— Start Data section —

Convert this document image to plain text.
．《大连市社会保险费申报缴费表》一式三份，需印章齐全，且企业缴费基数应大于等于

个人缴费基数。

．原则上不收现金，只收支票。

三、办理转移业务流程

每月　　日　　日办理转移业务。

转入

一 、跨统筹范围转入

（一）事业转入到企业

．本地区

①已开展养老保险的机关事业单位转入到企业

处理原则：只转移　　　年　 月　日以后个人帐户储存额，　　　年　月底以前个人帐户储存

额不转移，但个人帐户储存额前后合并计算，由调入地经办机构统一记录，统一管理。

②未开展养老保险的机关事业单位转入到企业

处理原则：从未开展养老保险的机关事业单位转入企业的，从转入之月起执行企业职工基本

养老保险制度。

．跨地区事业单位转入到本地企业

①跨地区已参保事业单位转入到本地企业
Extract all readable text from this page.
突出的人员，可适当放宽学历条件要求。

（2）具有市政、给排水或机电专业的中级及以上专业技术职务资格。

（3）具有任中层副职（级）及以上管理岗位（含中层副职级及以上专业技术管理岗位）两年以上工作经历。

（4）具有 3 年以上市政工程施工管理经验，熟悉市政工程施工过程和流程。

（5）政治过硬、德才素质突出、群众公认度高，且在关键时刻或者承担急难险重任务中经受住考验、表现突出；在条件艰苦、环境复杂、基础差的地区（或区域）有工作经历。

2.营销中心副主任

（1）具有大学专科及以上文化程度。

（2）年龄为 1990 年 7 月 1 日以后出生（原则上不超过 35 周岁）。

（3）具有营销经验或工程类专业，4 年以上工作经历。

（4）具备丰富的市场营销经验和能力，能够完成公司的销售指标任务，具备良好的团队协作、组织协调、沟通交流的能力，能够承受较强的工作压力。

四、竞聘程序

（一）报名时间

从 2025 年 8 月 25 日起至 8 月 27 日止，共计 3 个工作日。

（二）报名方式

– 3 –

— End Data section —

Find each line holding "this". Copy it out.

Convert this document image to plain text.
Extract all readable text from this page.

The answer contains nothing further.